>> Begin INFORMATION SUPPLIED

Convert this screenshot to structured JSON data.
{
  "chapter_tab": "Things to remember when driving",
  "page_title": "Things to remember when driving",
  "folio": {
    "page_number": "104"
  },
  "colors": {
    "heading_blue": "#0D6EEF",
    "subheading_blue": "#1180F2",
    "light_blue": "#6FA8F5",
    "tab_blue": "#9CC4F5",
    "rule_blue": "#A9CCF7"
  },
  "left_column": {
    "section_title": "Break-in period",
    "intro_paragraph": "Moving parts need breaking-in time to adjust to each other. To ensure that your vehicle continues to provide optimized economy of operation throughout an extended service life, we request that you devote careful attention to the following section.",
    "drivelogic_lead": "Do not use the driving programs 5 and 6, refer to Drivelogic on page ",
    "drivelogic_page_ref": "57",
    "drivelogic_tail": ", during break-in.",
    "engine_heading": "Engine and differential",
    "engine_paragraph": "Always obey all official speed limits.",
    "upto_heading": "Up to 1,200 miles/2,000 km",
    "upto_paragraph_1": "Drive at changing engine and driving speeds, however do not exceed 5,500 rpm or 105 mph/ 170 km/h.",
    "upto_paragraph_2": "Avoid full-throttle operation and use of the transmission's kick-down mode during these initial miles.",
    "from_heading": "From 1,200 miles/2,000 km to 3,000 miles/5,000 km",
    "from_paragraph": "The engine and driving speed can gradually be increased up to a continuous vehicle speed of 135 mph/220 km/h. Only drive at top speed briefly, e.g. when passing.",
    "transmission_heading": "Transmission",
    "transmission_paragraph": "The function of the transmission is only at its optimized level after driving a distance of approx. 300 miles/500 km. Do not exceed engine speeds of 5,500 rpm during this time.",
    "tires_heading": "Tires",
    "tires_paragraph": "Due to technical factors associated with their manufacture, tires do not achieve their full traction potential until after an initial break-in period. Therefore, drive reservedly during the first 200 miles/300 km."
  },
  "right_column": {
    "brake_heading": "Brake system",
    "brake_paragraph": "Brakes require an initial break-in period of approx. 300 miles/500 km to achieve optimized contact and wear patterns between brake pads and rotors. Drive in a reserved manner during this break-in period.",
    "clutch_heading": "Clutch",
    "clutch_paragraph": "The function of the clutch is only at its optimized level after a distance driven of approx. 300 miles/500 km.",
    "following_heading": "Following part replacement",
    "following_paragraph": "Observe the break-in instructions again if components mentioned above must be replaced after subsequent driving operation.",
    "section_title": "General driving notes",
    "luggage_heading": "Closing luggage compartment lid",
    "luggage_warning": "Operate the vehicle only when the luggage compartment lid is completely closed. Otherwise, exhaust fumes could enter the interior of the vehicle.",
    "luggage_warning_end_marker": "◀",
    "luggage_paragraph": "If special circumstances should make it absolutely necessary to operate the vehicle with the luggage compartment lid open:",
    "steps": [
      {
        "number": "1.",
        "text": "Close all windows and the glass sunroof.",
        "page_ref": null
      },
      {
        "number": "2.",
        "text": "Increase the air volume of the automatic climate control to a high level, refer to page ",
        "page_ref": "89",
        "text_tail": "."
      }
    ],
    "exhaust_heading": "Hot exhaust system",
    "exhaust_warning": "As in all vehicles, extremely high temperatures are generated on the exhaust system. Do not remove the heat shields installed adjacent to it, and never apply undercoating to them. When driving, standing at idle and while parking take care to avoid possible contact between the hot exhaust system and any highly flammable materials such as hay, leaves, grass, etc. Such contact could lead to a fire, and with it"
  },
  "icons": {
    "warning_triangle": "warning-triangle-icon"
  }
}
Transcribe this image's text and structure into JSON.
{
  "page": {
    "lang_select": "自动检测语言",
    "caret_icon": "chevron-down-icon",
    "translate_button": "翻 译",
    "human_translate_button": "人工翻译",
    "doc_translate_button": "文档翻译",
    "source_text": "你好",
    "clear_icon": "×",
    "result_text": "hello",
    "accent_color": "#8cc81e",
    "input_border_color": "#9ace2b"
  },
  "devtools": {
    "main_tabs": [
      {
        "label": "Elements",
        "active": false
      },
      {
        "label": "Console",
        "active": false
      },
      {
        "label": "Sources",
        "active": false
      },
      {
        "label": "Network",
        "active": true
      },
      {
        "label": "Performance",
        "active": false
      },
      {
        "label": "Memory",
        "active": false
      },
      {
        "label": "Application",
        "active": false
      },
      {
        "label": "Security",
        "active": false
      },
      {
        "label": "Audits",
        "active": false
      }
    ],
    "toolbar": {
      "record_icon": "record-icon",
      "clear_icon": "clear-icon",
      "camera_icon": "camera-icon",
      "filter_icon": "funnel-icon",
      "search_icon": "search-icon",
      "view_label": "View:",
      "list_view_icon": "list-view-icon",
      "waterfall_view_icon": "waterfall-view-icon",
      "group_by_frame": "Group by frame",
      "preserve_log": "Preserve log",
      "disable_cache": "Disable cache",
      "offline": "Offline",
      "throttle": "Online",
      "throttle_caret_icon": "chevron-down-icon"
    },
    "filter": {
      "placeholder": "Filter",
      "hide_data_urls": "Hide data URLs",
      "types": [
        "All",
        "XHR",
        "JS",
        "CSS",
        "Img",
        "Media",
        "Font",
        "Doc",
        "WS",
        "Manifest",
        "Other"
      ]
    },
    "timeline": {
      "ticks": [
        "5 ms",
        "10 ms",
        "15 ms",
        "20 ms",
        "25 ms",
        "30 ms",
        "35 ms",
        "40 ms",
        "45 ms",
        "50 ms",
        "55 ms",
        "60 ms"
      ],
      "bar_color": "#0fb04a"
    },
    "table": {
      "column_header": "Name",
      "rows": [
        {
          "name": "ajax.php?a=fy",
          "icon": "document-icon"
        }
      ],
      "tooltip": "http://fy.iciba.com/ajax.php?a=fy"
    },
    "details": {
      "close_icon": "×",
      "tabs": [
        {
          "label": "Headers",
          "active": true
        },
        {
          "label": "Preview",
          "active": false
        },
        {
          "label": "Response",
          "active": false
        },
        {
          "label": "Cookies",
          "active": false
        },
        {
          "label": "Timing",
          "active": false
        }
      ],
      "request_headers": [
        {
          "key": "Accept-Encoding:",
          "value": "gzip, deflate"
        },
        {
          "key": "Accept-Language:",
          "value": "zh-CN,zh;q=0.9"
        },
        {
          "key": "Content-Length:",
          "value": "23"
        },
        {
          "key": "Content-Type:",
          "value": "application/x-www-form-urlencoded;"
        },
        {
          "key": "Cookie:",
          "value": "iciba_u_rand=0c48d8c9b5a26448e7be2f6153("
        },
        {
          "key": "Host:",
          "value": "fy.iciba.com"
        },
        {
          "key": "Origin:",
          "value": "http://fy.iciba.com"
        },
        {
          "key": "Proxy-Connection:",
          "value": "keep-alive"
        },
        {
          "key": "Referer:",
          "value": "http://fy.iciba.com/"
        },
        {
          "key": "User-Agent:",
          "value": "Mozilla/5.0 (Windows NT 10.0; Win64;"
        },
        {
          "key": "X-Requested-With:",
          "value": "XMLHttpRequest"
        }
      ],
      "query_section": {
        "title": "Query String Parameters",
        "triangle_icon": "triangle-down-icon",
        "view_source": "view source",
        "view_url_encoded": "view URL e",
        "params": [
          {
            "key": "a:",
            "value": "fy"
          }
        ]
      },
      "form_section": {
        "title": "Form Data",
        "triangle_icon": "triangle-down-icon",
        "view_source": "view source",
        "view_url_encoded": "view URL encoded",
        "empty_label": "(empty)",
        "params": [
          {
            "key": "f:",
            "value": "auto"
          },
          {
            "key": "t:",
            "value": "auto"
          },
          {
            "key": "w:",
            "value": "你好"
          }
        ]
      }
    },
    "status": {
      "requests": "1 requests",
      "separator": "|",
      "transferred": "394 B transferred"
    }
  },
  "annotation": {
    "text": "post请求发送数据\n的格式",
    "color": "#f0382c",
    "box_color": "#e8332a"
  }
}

>> End INFORMATION SUPPLIED

DIRECTIONS FOR THIS TASK: List every line above that holds the word "down".

ANSWER:
    "upto_paragraph_2": "Avoid full-throttle operation and use of the transmission's kick-down mode during these initial miles.",
    "caret_icon": "chevron-down-icon",
      "throttle_caret_icon": "chevron-down-icon"
        "triangle_icon": "triangle-down-icon",
        "triangle_icon": "triangle-down-icon",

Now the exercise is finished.